WHAT IS EXPECTED — Reproduce the listing word for word. Skip any image.

DATA LISTING —

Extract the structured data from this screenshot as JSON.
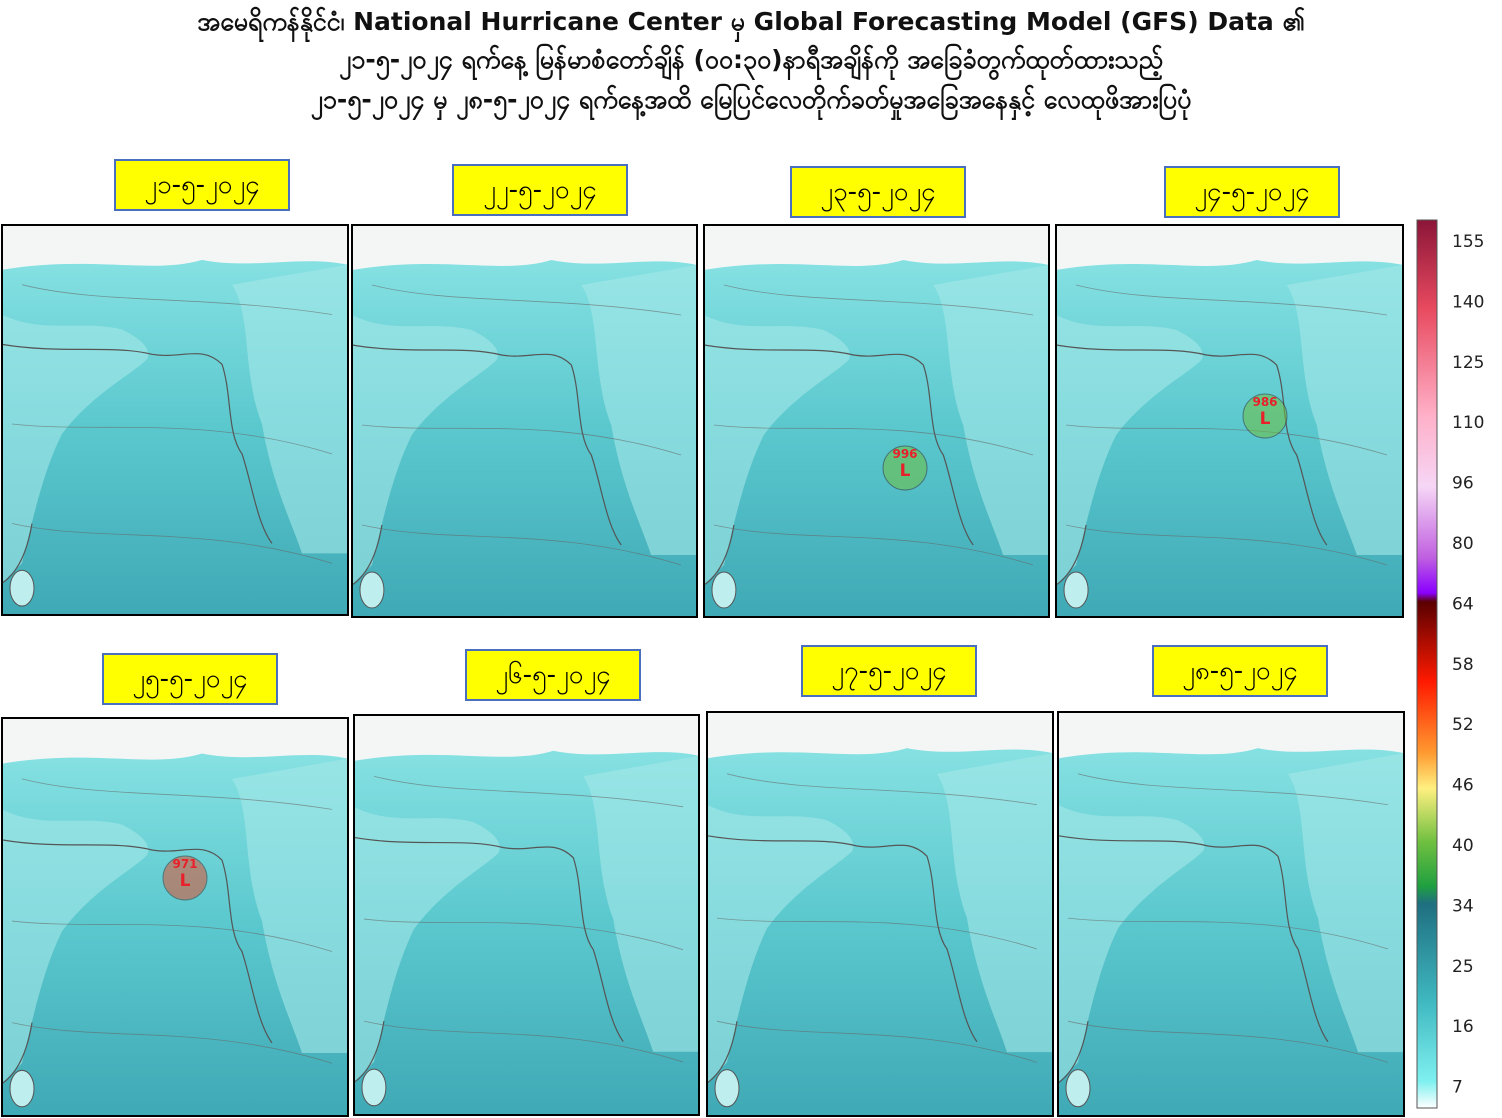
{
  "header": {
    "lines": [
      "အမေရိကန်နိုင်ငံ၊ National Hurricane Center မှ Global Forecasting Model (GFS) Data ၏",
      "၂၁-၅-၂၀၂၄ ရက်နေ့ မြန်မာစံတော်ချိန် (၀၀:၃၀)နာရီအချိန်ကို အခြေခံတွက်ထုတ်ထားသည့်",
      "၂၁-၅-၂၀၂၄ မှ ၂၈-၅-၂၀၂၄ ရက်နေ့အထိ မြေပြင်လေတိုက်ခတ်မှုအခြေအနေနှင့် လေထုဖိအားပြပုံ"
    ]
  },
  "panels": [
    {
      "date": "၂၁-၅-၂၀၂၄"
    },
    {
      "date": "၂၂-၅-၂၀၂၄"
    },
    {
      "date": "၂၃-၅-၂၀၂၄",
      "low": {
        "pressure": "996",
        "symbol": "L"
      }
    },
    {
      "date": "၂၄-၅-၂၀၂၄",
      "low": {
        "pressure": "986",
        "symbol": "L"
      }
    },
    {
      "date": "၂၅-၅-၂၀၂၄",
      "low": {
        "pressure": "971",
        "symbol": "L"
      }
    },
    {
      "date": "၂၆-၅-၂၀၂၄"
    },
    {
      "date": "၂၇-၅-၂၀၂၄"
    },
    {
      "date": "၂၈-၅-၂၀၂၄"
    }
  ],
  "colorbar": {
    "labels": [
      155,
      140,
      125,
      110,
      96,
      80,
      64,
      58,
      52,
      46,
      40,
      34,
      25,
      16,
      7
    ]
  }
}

EXERCISE RESULT —
Extract the structured data from this screenshot as JSON.
{
  "header": {
    "lines": [
      "အမေရိကန်နိုင်ငံ၊ National Hurricane Center မှ Global Forecasting Model (GFS) Data ၏",
      "၂၁-၅-၂၀၂၄ ရက်နေ့ မြန်မာစံတော်ချိန် (၀၀:၃၀)နာရီအချိန်ကို အခြေခံတွက်ထုတ်ထားသည့်",
      "၂၁-၅-၂၀၂၄ မှ ၂၈-၅-၂၀၂၄ ရက်နေ့အထိ မြေပြင်လေတိုက်ခတ်မှုအခြေအနေနှင့် လေထုဖိအားပြပုံ"
    ]
  },
  "panels": [
    {
      "date": "၂၁-၅-၂၀၂၄"
    },
    {
      "date": "၂၂-၅-၂၀၂၄"
    },
    {
      "date": "၂၃-၅-၂၀၂၄",
      "low": {
        "pressure": "996",
        "symbol": "L"
      }
    },
    {
      "date": "၂၄-၅-၂၀၂၄",
      "low": {
        "pressure": "986",
        "symbol": "L"
      }
    },
    {
      "date": "၂၅-၅-၂၀၂၄",
      "low": {
        "pressure": "971",
        "symbol": "L"
      }
    },
    {
      "date": "၂၆-၅-၂၀၂၄"
    },
    {
      "date": "၂၇-၅-၂၀၂၄"
    },
    {
      "date": "၂၈-၅-၂၀၂၄"
    }
  ],
  "colorbar": {
    "labels": [
      155,
      140,
      125,
      110,
      96,
      80,
      64,
      58,
      52,
      46,
      40,
      34,
      25,
      16,
      7
    ]
  }
}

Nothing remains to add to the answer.